*FUENTE:*
MEDIOS Y
COMUNICACION
Un avance sin
retorno
Agustín Lewit sostiene que los
debates en torno de la ley de Servicios de Comunicación Audiovisual han
permitido desarrollar la mirada crítica de las audiencias ante los medios.
Hasta hace apenas un tiempo
atrás, resultaba muy común escuchar frases tales como: “Te juro, lo leí en el
diario”, “De verdad, lo vi en la televisión”, o “Aunque parezca increíble, lo
escuché en la radio”. El hecho de que un acontecimiento o información
apareciera difundido por algún medio de comunicación, y esto se reforzaba aun
más mientras mayor masividad tuviera el medio, era condición suficiente para
dotar al mismo de una objetividad incuestionable.
Hoy, sin embargo, aquello ya no
resulta tan claro; o al menos no de la manera en que resultaba tiempo atrás.
Por ejemplo, no sería extraño que, en el contexto actual, aquellas frases sean
replicadas con otras del estilo de: “Sí, pero ¿en qué diario lo leíste?”,
“Bien, pero ¿en cuál canal lo viste?”, “Ajá, ¿y en qué radio lo escuchaste?”.
La pregunta por el quién informa y el desde dónde lo hace han cobrado de un
tiempo a esta parte una relevancia inédita en nuestro país. Y ello debe ser
leído, sin dudas, como un avance cultural, en tanto supuso empezar a romper con
una idea muy instalada en el sentido común, la cual vinculaba de manera natural
información y verdad objetiva; una relación, por lo demás, apuntalada y reforzada
por décadas desde aquellos sectores que, paradójicamente, se dedicaron a hacer
de la información un negocio. En los últimos años aquellas costuras que ligaban
al periodismo con objetividad absoluta, han empezado a mostrarse. Claro que
también tiene que haber voluntad de verlas.

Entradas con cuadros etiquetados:
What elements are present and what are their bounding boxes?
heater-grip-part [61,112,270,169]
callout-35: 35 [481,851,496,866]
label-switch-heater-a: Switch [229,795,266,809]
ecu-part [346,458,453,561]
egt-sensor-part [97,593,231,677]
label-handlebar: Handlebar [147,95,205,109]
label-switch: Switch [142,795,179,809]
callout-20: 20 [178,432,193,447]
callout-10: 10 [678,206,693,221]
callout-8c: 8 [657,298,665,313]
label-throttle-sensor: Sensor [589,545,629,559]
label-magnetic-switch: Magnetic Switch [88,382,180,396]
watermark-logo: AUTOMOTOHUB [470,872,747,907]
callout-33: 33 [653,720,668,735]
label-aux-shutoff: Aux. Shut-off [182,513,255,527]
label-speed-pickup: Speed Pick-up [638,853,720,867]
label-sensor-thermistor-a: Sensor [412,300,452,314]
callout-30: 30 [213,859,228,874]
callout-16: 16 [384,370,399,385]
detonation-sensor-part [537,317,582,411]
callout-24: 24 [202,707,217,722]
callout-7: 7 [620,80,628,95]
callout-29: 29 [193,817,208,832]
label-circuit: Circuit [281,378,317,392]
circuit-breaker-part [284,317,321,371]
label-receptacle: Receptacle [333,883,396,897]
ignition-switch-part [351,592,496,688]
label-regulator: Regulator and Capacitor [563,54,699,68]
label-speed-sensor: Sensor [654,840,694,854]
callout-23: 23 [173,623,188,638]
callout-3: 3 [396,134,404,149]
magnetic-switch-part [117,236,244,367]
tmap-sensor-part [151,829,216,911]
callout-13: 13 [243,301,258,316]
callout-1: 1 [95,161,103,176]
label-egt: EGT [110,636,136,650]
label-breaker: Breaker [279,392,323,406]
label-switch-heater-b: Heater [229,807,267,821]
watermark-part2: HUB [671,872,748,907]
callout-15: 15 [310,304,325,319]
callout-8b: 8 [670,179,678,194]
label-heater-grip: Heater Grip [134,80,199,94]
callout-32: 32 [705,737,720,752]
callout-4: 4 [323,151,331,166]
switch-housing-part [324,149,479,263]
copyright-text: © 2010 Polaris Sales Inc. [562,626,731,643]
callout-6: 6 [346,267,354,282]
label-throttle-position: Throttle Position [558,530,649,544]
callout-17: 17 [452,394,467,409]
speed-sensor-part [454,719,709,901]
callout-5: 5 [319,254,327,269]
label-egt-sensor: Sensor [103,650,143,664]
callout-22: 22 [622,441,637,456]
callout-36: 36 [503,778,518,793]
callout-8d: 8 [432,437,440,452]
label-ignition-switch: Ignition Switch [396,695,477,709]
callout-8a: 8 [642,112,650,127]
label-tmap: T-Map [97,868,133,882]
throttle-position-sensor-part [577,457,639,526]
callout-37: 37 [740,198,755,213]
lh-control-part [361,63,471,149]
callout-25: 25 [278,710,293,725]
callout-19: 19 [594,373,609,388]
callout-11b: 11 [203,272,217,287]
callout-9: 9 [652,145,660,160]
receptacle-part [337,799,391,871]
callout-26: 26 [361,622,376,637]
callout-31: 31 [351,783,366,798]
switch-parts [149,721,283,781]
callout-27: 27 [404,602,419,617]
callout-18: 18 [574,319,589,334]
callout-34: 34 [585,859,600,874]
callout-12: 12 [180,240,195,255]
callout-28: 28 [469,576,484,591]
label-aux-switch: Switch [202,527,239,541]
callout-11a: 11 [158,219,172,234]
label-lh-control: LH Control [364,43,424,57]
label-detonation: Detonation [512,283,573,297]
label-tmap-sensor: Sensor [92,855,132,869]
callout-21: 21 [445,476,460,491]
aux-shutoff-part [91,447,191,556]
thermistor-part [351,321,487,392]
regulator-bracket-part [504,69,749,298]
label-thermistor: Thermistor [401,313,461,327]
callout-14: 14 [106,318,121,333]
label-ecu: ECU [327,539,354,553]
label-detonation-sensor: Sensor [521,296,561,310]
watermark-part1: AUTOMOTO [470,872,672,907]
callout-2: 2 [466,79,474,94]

*CONSIGNA:* Reproduce el fragmento del artículo sobre los medios desde "La pregunta por" hasta "voluntad de verlas.", ambos incluidos, y reemplaza "avance cultural" por "progreso cultural". Para resolver el ejercicio no hace falta consultar las entradas.

*RESPUESTA:*
La pregunta por el quién informa y el desde dónde lo hace han cobrado de un
tiempo a esta parte una relevancia inédita en nuestro país. Y ello debe ser
leído, sin dudas, como un progreso cultural, en tanto supuso empezar a romper con
una idea muy instalada en el sentido común, la cual vinculaba de manera natural
información y verdad objetiva; una relación, por lo demás, apuntalada y reforzada
por décadas desde aquellos sectores que, paradójicamente, se dedicaron a hacer
de la información un negocio. En los últimos años aquellas costuras que ligaban
al periodismo con objetividad absoluta, han empezado a mostrarse. Claro que
también tiene que haber voluntad de verlas.